▶ [The task]
Repeat, word for word, the line with "OCR this image." and each one after it to the end. No picture goes into the copy.

▶ [Data section]
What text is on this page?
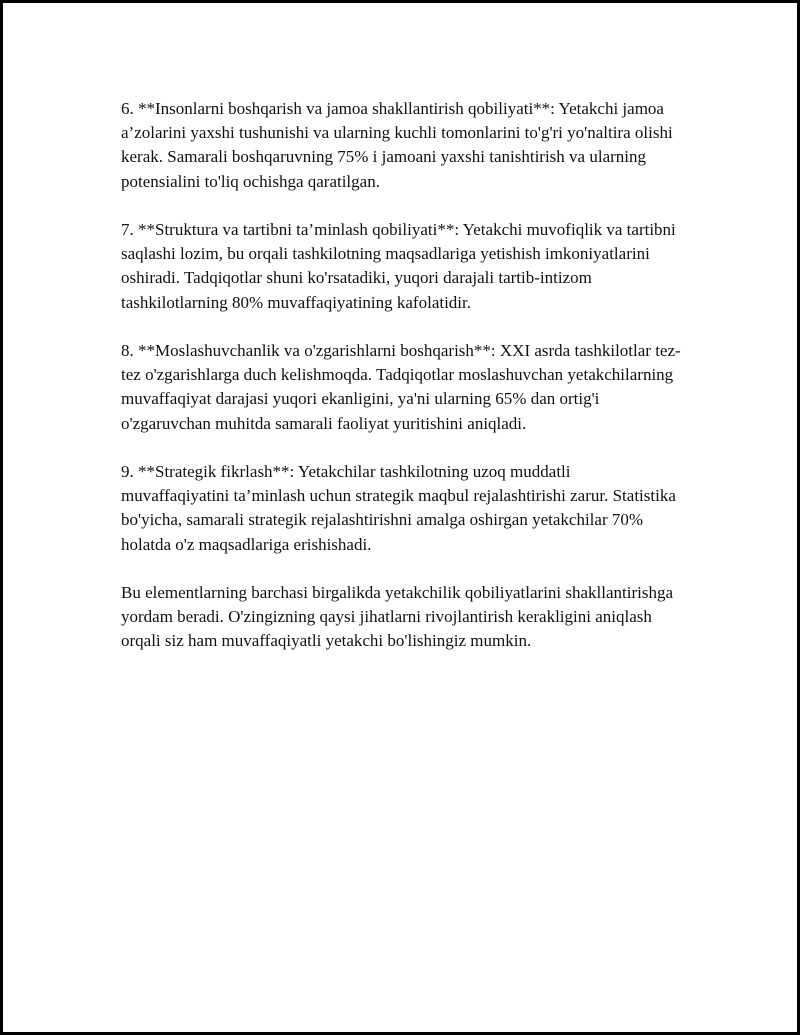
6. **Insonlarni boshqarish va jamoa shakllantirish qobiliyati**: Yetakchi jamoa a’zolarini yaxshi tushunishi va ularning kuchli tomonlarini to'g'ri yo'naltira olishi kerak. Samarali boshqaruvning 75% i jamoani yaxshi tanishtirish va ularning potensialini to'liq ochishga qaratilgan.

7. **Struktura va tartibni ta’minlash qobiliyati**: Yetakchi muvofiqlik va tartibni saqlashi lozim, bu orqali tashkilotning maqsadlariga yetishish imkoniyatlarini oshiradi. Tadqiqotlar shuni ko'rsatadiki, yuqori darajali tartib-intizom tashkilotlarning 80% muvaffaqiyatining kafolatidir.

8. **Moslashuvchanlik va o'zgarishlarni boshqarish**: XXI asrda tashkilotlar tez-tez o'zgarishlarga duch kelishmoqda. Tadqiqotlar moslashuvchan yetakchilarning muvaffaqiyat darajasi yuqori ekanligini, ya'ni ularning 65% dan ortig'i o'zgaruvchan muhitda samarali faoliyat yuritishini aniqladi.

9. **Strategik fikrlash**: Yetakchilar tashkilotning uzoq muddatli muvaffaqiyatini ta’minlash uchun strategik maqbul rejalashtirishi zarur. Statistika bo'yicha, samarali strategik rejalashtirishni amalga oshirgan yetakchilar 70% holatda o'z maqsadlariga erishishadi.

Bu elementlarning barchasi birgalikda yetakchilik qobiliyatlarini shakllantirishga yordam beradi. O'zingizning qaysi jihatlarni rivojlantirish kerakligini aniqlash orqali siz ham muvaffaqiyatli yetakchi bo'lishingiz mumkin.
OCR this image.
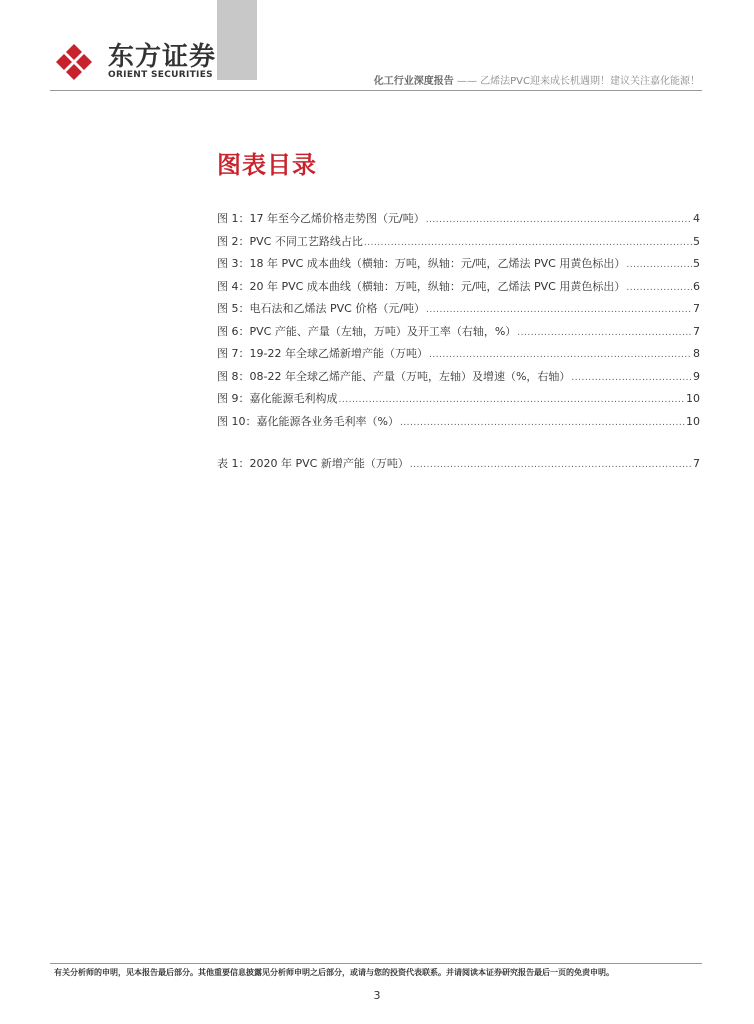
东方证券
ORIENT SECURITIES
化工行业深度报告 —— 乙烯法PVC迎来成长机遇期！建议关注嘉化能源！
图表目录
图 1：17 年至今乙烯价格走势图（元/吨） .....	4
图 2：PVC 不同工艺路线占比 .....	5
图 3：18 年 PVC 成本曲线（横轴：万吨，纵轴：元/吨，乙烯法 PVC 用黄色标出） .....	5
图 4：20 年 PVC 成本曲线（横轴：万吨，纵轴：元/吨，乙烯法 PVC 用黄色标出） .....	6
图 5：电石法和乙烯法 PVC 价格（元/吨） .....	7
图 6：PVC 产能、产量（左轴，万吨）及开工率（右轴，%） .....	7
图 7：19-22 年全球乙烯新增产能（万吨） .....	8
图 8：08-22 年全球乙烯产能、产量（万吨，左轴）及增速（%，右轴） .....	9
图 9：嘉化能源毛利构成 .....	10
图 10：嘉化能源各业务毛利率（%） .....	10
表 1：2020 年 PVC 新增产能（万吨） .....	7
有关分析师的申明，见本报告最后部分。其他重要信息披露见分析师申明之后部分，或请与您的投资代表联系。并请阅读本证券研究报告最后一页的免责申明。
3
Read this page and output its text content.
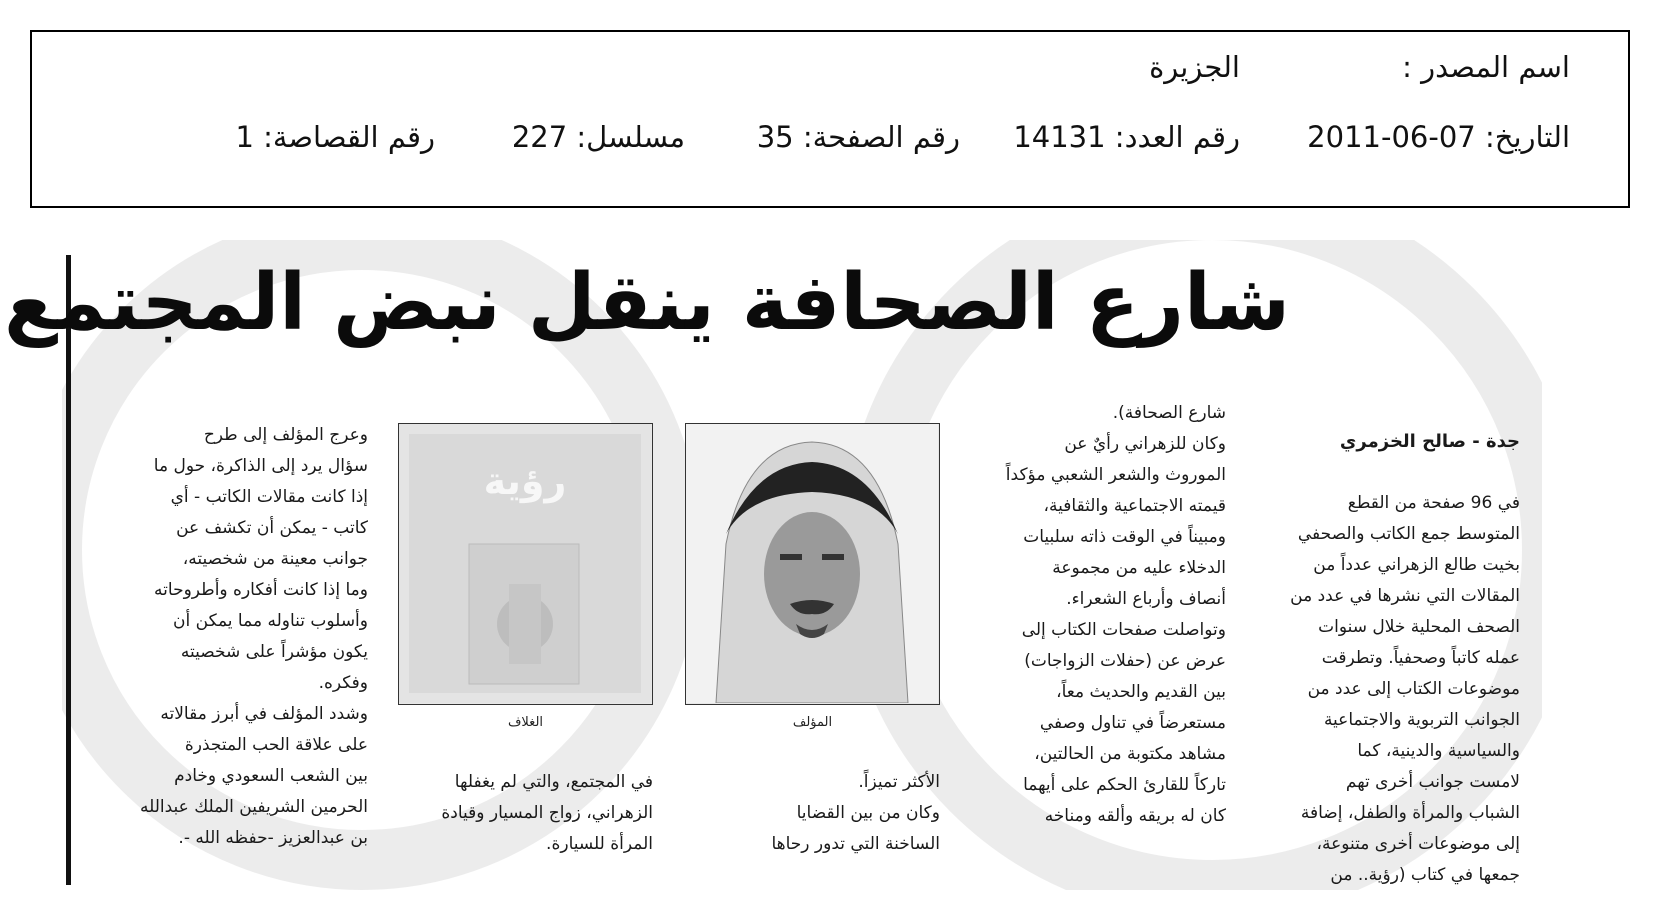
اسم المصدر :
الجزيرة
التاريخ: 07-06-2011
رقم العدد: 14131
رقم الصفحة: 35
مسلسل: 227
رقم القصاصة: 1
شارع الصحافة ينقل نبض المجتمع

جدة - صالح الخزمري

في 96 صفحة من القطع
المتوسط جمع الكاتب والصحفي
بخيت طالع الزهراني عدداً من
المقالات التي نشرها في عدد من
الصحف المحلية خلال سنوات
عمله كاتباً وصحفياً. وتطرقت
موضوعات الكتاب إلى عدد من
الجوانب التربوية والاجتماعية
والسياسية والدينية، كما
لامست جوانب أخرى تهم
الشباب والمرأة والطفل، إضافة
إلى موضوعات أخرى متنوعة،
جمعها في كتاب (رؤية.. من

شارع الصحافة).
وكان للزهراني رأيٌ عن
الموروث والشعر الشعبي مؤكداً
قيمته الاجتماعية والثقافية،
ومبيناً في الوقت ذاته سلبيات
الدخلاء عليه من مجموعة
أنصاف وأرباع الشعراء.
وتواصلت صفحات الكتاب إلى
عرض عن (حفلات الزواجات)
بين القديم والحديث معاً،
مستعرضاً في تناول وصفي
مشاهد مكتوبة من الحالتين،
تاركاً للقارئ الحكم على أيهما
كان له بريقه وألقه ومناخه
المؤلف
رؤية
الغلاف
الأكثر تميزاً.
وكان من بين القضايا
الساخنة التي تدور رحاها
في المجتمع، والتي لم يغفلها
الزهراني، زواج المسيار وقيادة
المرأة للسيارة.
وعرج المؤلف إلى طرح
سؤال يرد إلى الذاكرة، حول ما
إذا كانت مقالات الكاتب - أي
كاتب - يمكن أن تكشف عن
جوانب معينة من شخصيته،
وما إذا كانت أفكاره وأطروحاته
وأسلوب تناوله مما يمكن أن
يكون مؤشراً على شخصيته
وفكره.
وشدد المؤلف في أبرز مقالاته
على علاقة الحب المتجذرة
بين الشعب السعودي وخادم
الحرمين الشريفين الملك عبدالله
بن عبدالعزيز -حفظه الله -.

▶ [Finished exercise]
OCR this image.
东方证券
ORIENT SECURITIES
化工行业深度报告 —— 乙烯法PVC迎来成长机遇期！建议关注嘉化能源！
图表目录
图 1：17 年至今乙烯价格走势图（元/吨） .....	4
图 2：PVC 不同工艺路线占比 .....	5
图 3：18 年 PVC 成本曲线（横轴：万吨，纵轴：元/吨，乙烯法 PVC 用黄色标出） .....	5
图 4：20 年 PVC 成本曲线（横轴：万吨，纵轴：元/吨，乙烯法 PVC 用黄色标出） .....	6
图 5：电石法和乙烯法 PVC 价格（元/吨） .....	7
图 6：PVC 产能、产量（左轴，万吨）及开工率（右轴，%） .....	7
图 7：19-22 年全球乙烯新增产能（万吨） .....	8
图 8：08-22 年全球乙烯产能、产量（万吨，左轴）及增速（%，右轴） .....	9
图 9：嘉化能源毛利构成 .....	10
图 10：嘉化能源各业务毛利率（%） .....	10
表 1：2020 年 PVC 新增产能（万吨） .....	7
有关分析师的申明，见本报告最后部分。其他重要信息披露见分析师申明之后部分，或请与您的投资代表联系。并请阅读本证券研究报告最后一页的免责申明。
3
Read this page and output its text content.
اسم المصدر :
الجزيرة
التاريخ: 07-06-2011
رقم العدد: 14131
رقم الصفحة: 35
مسلسل: 227
رقم القصاصة: 1
شارع الصحافة ينقل نبض المجتمع

جدة - صالح الخزمري

في 96 صفحة من القطع
المتوسط جمع الكاتب والصحفي
بخيت طالع الزهراني عدداً من
المقالات التي نشرها في عدد من
الصحف المحلية خلال سنوات
عمله كاتباً وصحفياً. وتطرقت
موضوعات الكتاب إلى عدد من
الجوانب التربوية والاجتماعية
والسياسية والدينية، كما
لامست جوانب أخرى تهم
الشباب والمرأة والطفل، إضافة
إلى موضوعات أخرى متنوعة،
جمعها في كتاب (رؤية.. من

شارع الصحافة).
وكان للزهراني رأيٌ عن
الموروث والشعر الشعبي مؤكداً
قيمته الاجتماعية والثقافية،
ومبيناً في الوقت ذاته سلبيات
الدخلاء عليه من مجموعة
أنصاف وأرباع الشعراء.
وتواصلت صفحات الكتاب إلى
عرض عن (حفلات الزواجات)
بين القديم والحديث معاً،
مستعرضاً في تناول وصفي
مشاهد مكتوبة من الحالتين،
تاركاً للقارئ الحكم على أيهما
كان له بريقه وألقه ومناخه
المؤلف
رؤية
الغلاف
الأكثر تميزاً.
وكان من بين القضايا
الساخنة التي تدور رحاها
في المجتمع، والتي لم يغفلها
الزهراني، زواج المسيار وقيادة
المرأة للسيارة.
وعرج المؤلف إلى طرح
سؤال يرد إلى الذاكرة، حول ما
إذا كانت مقالات الكاتب - أي
كاتب - يمكن أن تكشف عن
جوانب معينة من شخصيته،
وما إذا كانت أفكاره وأطروحاته
وأسلوب تناوله مما يمكن أن
يكون مؤشراً على شخصيته
وفكره.
وشدد المؤلف في أبرز مقالاته
على علاقة الحب المتجذرة
بين الشعب السعودي وخادم
الحرمين الشريفين الملك عبدالله
بن عبدالعزيز -حفظه الله -.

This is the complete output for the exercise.